__Problem description__.
Repeat every line exactly, keeping the pictures out of the copy.

__Records for processing__.
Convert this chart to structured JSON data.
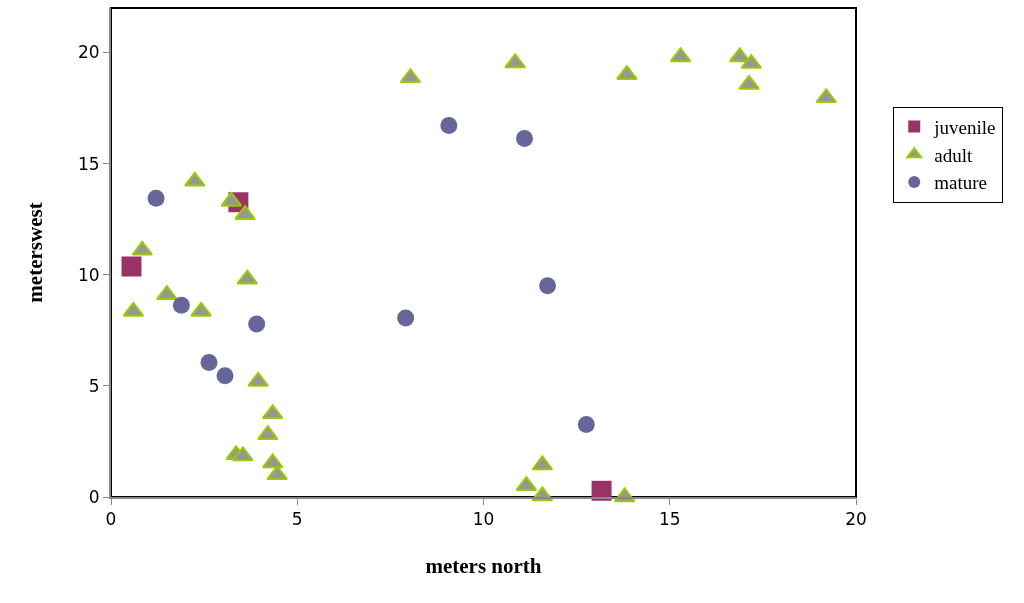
{
  "chart_data": {
    "type": "scatter",
    "xlabel": "meters north",
    "ylabel": "meterswest",
    "xlim": [
      0,
      20
    ],
    "xticks": [
      0,
      5,
      10,
      15,
      20
    ],
    "ylim": [
      0,
      22
    ],
    "yticks": [
      0,
      5,
      10,
      15,
      20
    ],
    "grid": false,
    "legend": "right",
    "series": [
      {
        "name": "juvenile",
        "color": "#993366",
        "marker": "square",
        "x": [
          0.55,
          3.42,
          13.17
        ],
        "values": [
          10.37,
          13.26,
          0.28
        ]
      },
      {
        "name": "adult",
        "color": "#969696",
        "marker": "triangle",
        "x": [
          2.25,
          3.23,
          3.6,
          0.84,
          3.66,
          1.5,
          0.6,
          2.42,
          3.95,
          4.34,
          4.21,
          3.36,
          3.54,
          4.34,
          4.46,
          8.04,
          10.85,
          13.85,
          15.29,
          16.88,
          17.19,
          17.13,
          19.2,
          11.58,
          11.15,
          11.58,
          13.79
        ],
        "values": [
          14.2,
          13.3,
          12.7,
          11.1,
          9.8,
          9.1,
          8.35,
          8.35,
          5.2,
          3.74,
          2.8,
          1.9,
          1.85,
          1.53,
          1.0,
          18.86,
          19.53,
          19.0,
          19.8,
          19.8,
          19.5,
          18.56,
          17.96,
          1.44,
          0.51,
          0.05,
          0.0
        ]
      },
      {
        "name": "mature",
        "color": "#666699",
        "marker": "circle",
        "x": [
          1.21,
          1.89,
          3.91,
          2.63,
          3.06,
          9.07,
          11.1,
          7.91,
          11.72,
          12.76
        ],
        "values": [
          13.44,
          8.63,
          7.78,
          6.05,
          5.46,
          16.71,
          16.13,
          8.05,
          9.5,
          3.26
        ]
      }
    ]
  }
}
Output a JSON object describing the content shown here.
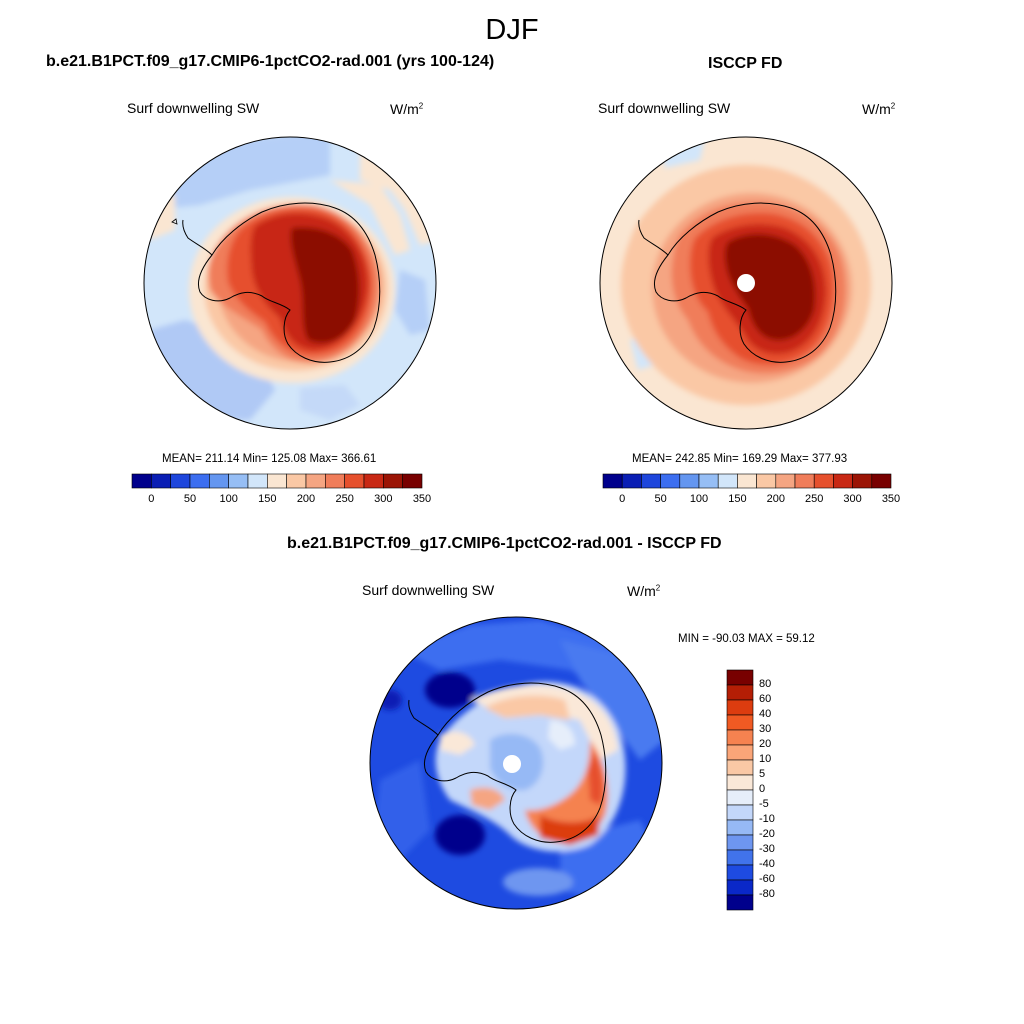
{
  "season": "DJF",
  "panels": {
    "model": {
      "title": "b.e21.B1PCT.f09_g17.CMIP6-1pctCO2-rad.001 (yrs 100-124)",
      "variable": "Surf downwelling SW",
      "units_base": "W/m",
      "units_exp": "2",
      "stats": "MEAN= 211.14  Min= 125.08  Max= 366.61"
    },
    "obs": {
      "title": "ISCCP FD",
      "variable": "Surf downwelling SW",
      "units_base": "W/m",
      "units_exp": "2",
      "stats": "MEAN= 242.85  Min= 169.29  Max= 377.93"
    },
    "diff": {
      "title": "b.e21.B1PCT.f09_g17.CMIP6-1pctCO2-rad.001 - ISCCP FD",
      "variable": "Surf downwelling SW",
      "units_base": "W/m",
      "units_exp": "2",
      "stats": "MIN = -90.03 MAX =  59.12"
    }
  },
  "colorbars": {
    "abs_ticks": [
      "0",
      "50",
      "100",
      "150",
      "200",
      "250",
      "300",
      "350"
    ],
    "abs_colors": [
      "#00008c",
      "#0a1eb4",
      "#1e46dc",
      "#3c6ef0",
      "#6496f0",
      "#96bef5",
      "#d2e6fa",
      "#fae6d2",
      "#fac8a5",
      "#f5a582",
      "#f07d5a",
      "#e6502d",
      "#c82814",
      "#9b1405",
      "#780000"
    ],
    "diff_ticks": [
      "80",
      "60",
      "40",
      "30",
      "20",
      "10",
      "5",
      "0",
      "-5",
      "-10",
      "-20",
      "-30",
      "-40",
      "-60",
      "-80"
    ],
    "diff_colors": [
      "#780000",
      "#b41e05",
      "#dc3c0f",
      "#f05a23",
      "#f58250",
      "#faa578",
      "#fac8a5",
      "#fae8d8",
      "#e6eefa",
      "#c3d7fa",
      "#96b9f5",
      "#6e96f0",
      "#4173eb",
      "#1e4be1",
      "#0a28c8",
      "#00008c"
    ]
  }
}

__Finished task__.
Convert this chart to structured JSON data.
{
  "chart_data": {
    "type": "scatter",
    "xlabel": "meters north",
    "ylabel": "meterswest",
    "xlim": [
      0,
      20
    ],
    "xticks": [
      0,
      5,
      10,
      15,
      20
    ],
    "ylim": [
      0,
      22
    ],
    "yticks": [
      0,
      5,
      10,
      15,
      20
    ],
    "grid": false,
    "legend": "right",
    "series": [
      {
        "name": "juvenile",
        "color": "#993366",
        "marker": "square",
        "x": [
          0.55,
          3.42,
          13.17
        ],
        "values": [
          10.37,
          13.26,
          0.28
        ]
      },
      {
        "name": "adult",
        "color": "#969696",
        "marker": "triangle",
        "x": [
          2.25,
          3.23,
          3.6,
          0.84,
          3.66,
          1.5,
          0.6,
          2.42,
          3.95,
          4.34,
          4.21,
          3.36,
          3.54,
          4.34,
          4.46,
          8.04,
          10.85,
          13.85,
          15.29,
          16.88,
          17.19,
          17.13,
          19.2,
          11.58,
          11.15,
          11.58,
          13.79
        ],
        "values": [
          14.2,
          13.3,
          12.7,
          11.1,
          9.8,
          9.1,
          8.35,
          8.35,
          5.2,
          3.74,
          2.8,
          1.9,
          1.85,
          1.53,
          1.0,
          18.86,
          19.53,
          19.0,
          19.8,
          19.8,
          19.5,
          18.56,
          17.96,
          1.44,
          0.51,
          0.05,
          0.0
        ]
      },
      {
        "name": "mature",
        "color": "#666699",
        "marker": "circle",
        "x": [
          1.21,
          1.89,
          3.91,
          2.63,
          3.06,
          9.07,
          11.1,
          7.91,
          11.72,
          12.76
        ],
        "values": [
          13.44,
          8.63,
          7.78,
          6.05,
          5.46,
          16.71,
          16.13,
          8.05,
          9.5,
          3.26
        ]
      }
    ]
  }
}
Output a JSON object describing the content shown here.
{
  "season": "DJF",
  "panels": {
    "model": {
      "title": "b.e21.B1PCT.f09_g17.CMIP6-1pctCO2-rad.001 (yrs 100-124)",
      "variable": "Surf downwelling SW",
      "units_base": "W/m",
      "units_exp": "2",
      "stats": "MEAN= 211.14  Min= 125.08  Max= 366.61"
    },
    "obs": {
      "title": "ISCCP FD",
      "variable": "Surf downwelling SW",
      "units_base": "W/m",
      "units_exp": "2",
      "stats": "MEAN= 242.85  Min= 169.29  Max= 377.93"
    },
    "diff": {
      "title": "b.e21.B1PCT.f09_g17.CMIP6-1pctCO2-rad.001 - ISCCP FD",
      "variable": "Surf downwelling SW",
      "units_base": "W/m",
      "units_exp": "2",
      "stats": "MIN = -90.03 MAX =  59.12"
    }
  },
  "colorbars": {
    "abs_ticks": [
      "0",
      "50",
      "100",
      "150",
      "200",
      "250",
      "300",
      "350"
    ],
    "abs_colors": [
      "#00008c",
      "#0a1eb4",
      "#1e46dc",
      "#3c6ef0",
      "#6496f0",
      "#96bef5",
      "#d2e6fa",
      "#fae6d2",
      "#fac8a5",
      "#f5a582",
      "#f07d5a",
      "#e6502d",
      "#c82814",
      "#9b1405",
      "#780000"
    ],
    "diff_ticks": [
      "80",
      "60",
      "40",
      "30",
      "20",
      "10",
      "5",
      "0",
      "-5",
      "-10",
      "-20",
      "-30",
      "-40",
      "-60",
      "-80"
    ],
    "diff_colors": [
      "#780000",
      "#b41e05",
      "#dc3c0f",
      "#f05a23",
      "#f58250",
      "#faa578",
      "#fac8a5",
      "#fae8d8",
      "#e6eefa",
      "#c3d7fa",
      "#96b9f5",
      "#6e96f0",
      "#4173eb",
      "#1e4be1",
      "#0a28c8",
      "#00008c"
    ]
  }
}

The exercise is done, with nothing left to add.